WHAT IS ASKED:
Select the lines that hold the word "this" and copy each one.

(begin)

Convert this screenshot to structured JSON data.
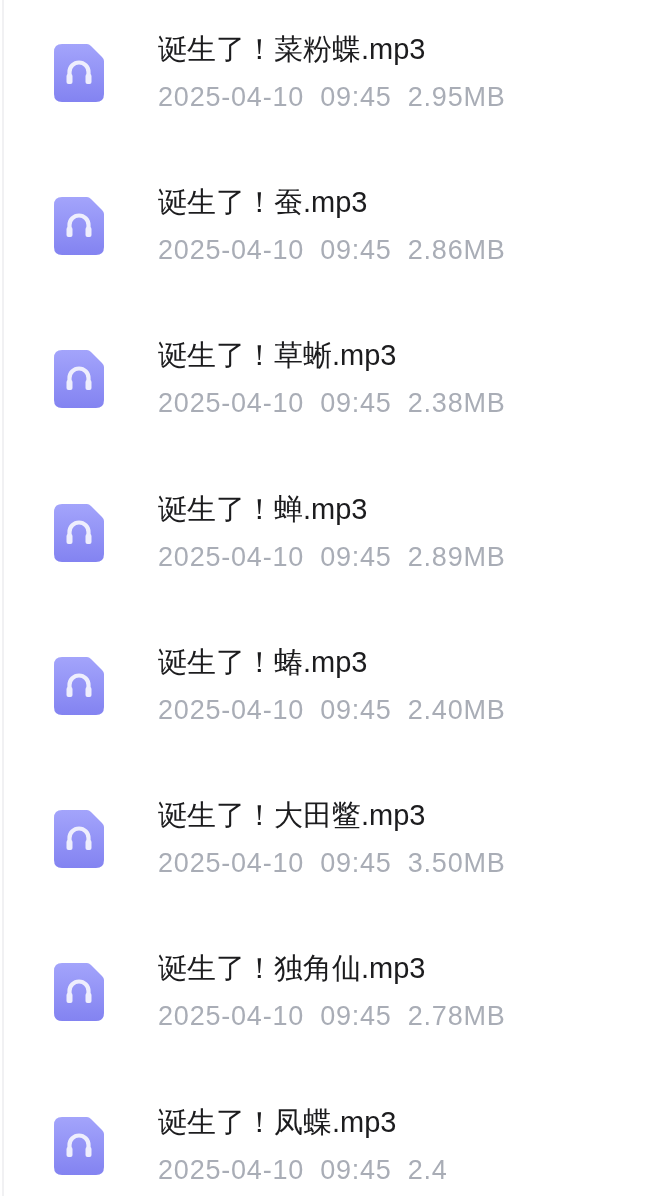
{
  "files": [
    {
      "name": "诞生了！菜粉蝶.mp3",
      "date": "2025-04-10",
      "time": "09:45",
      "size": "2.95MB"
    },
    {
      "name": "诞生了！蚕.mp3",
      "date": "2025-04-10",
      "time": "09:45",
      "size": "2.86MB"
    },
    {
      "name": "诞生了！草蜥.mp3",
      "date": "2025-04-10",
      "time": "09:45",
      "size": "2.38MB"
    },
    {
      "name": "诞生了！蝉.mp3",
      "date": "2025-04-10",
      "time": "09:45",
      "size": "2.89MB"
    },
    {
      "name": "诞生了！蝽.mp3",
      "date": "2025-04-10",
      "time": "09:45",
      "size": "2.40MB"
    },
    {
      "name": "诞生了！大田鳖.mp3",
      "date": "2025-04-10",
      "time": "09:45",
      "size": "3.50MB"
    },
    {
      "name": "诞生了！独角仙.mp3",
      "date": "2025-04-10",
      "time": "09:45",
      "size": "2.78MB"
    },
    {
      "name": "诞生了！凤蝶.mp3",
      "date": "2025-04-10",
      "time": "09:45",
      "size": "2.4"
    }
  ]
}
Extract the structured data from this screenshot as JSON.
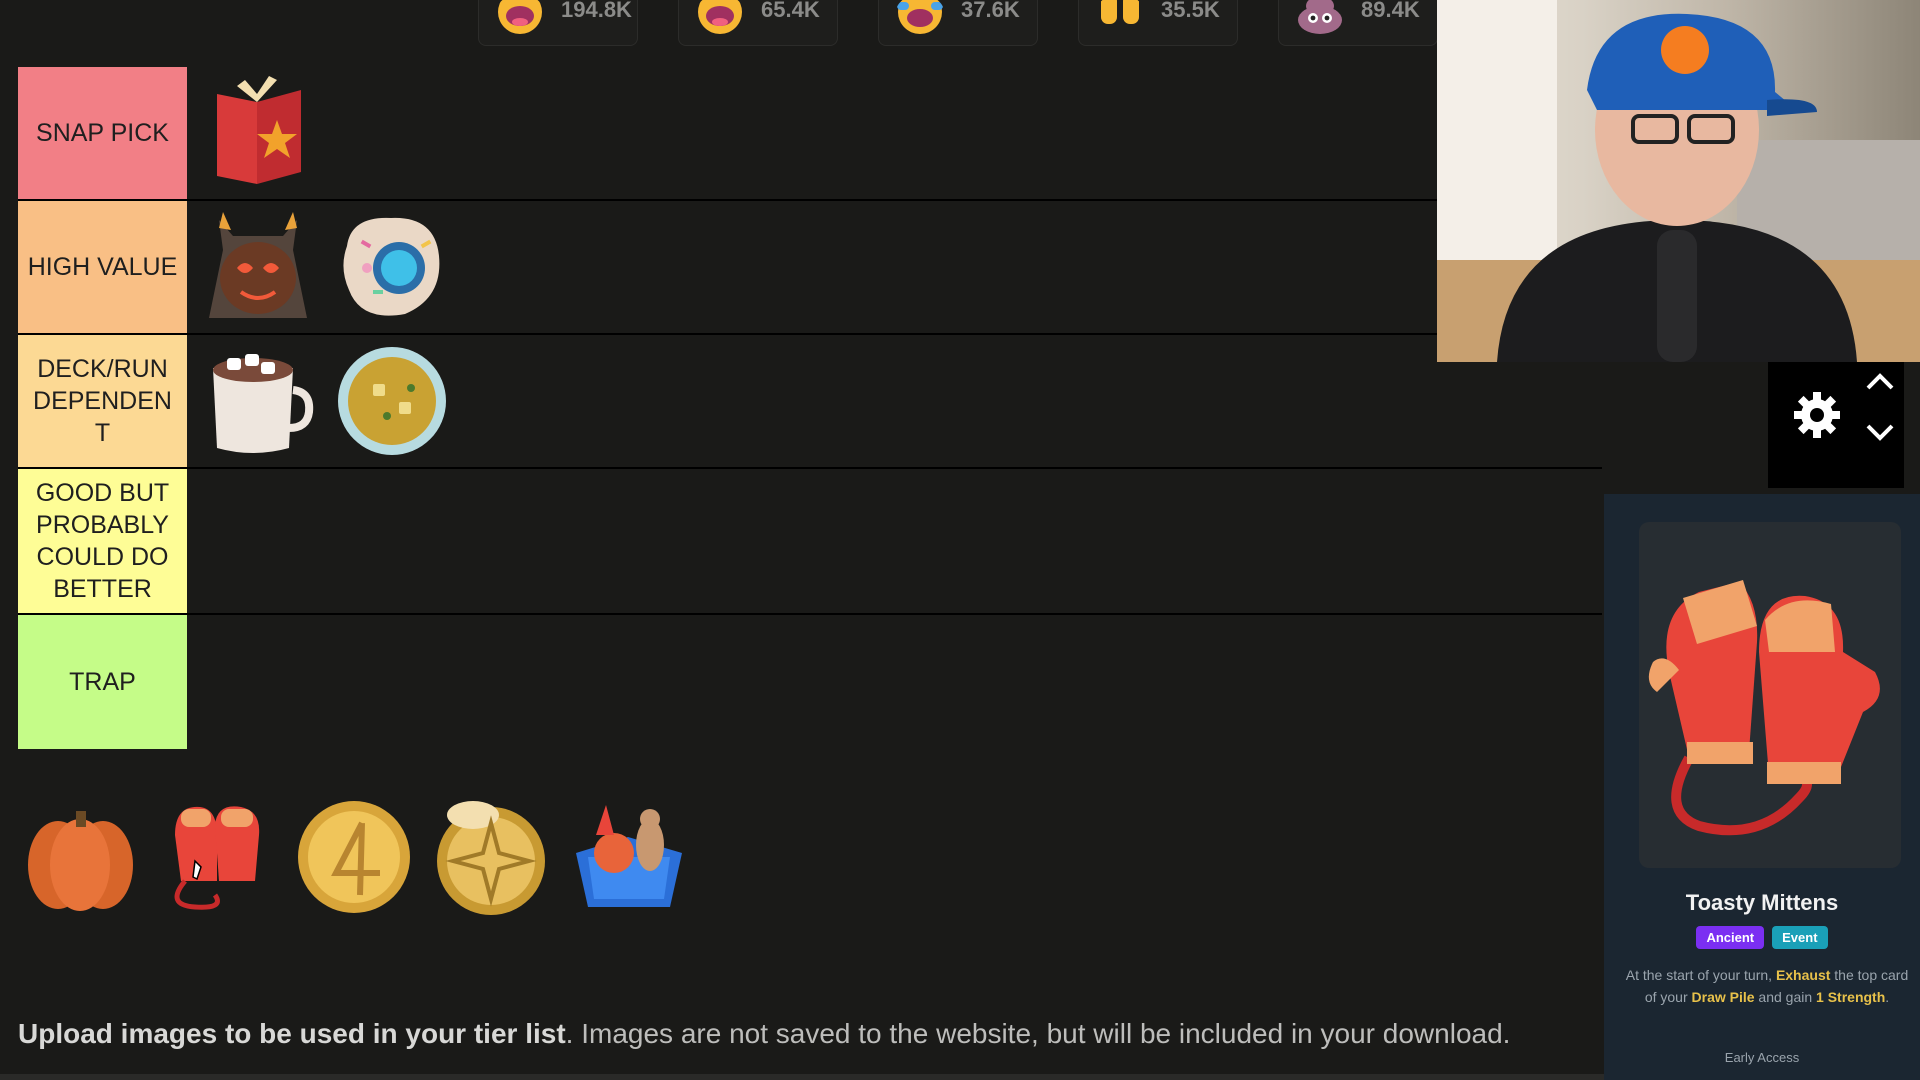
{
  "reactions": [
    {
      "icon": "grinning-face-icon",
      "count": "194.8K",
      "color": "#f7b733"
    },
    {
      "icon": "laughing-face-icon",
      "count": "65.4K",
      "color": "#f7b733"
    },
    {
      "icon": "tears-of-joy-icon",
      "count": "37.6K",
      "color": "#f7b733"
    },
    {
      "icon": "raised-hands-icon",
      "count": "35.5K",
      "color": "#f7b733"
    },
    {
      "icon": "poop-icon",
      "count": "89.4K",
      "color": "#a26a8a"
    }
  ],
  "tiers": [
    {
      "label": "SNAP PICK",
      "color": "#f27f86"
    },
    {
      "label": "HIGH VALUE",
      "color": "#f9bf85"
    },
    {
      "label": "DECK/RUN DEPENDEN T",
      "color": "#fcd994"
    },
    {
      "label": "GOOD BUT PROBABLY COULD DO BETTER",
      "color": "#fefd96"
    },
    {
      "label": "TRAP",
      "color": "#c5fc88"
    }
  ],
  "tier_items": {
    "snap_pick": [
      "star-book-icon"
    ],
    "high_value": [
      "horned-hood-creature-icon",
      "sprinkled-cookie-icon"
    ],
    "deck_run_dependent": [
      "hot-cocoa-mug-icon",
      "soup-bowl-icon"
    ]
  },
  "pool_items": [
    "pumpkin-icon",
    "mittens-icon",
    "gold-coin-icon",
    "compass-coin-icon",
    "toy-box-icon"
  ],
  "upload_note": {
    "bold": "Upload images to be used in your tier list",
    "rest": ". Images are not saved to the website, but will be included in your download."
  },
  "card": {
    "name": "Toasty Mittens",
    "tag1": "Ancient",
    "tag1_color": "#7b2ff2",
    "tag2": "Event",
    "tag2_color": "#1aa0b8",
    "desc_1": "At the start of your turn, ",
    "kw_1": "Exhaust",
    "desc_2": " the top card of your ",
    "kw_2": "Draw Pile",
    "desc_3": " and gain ",
    "kw_3": "1 Strength",
    "desc_4": ".",
    "footer": "Early Access"
  }
}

(end)

ANSWER BELOW:
Convert this screenshot to structured JSON data.
Extract the structured data from this screenshot as JSON.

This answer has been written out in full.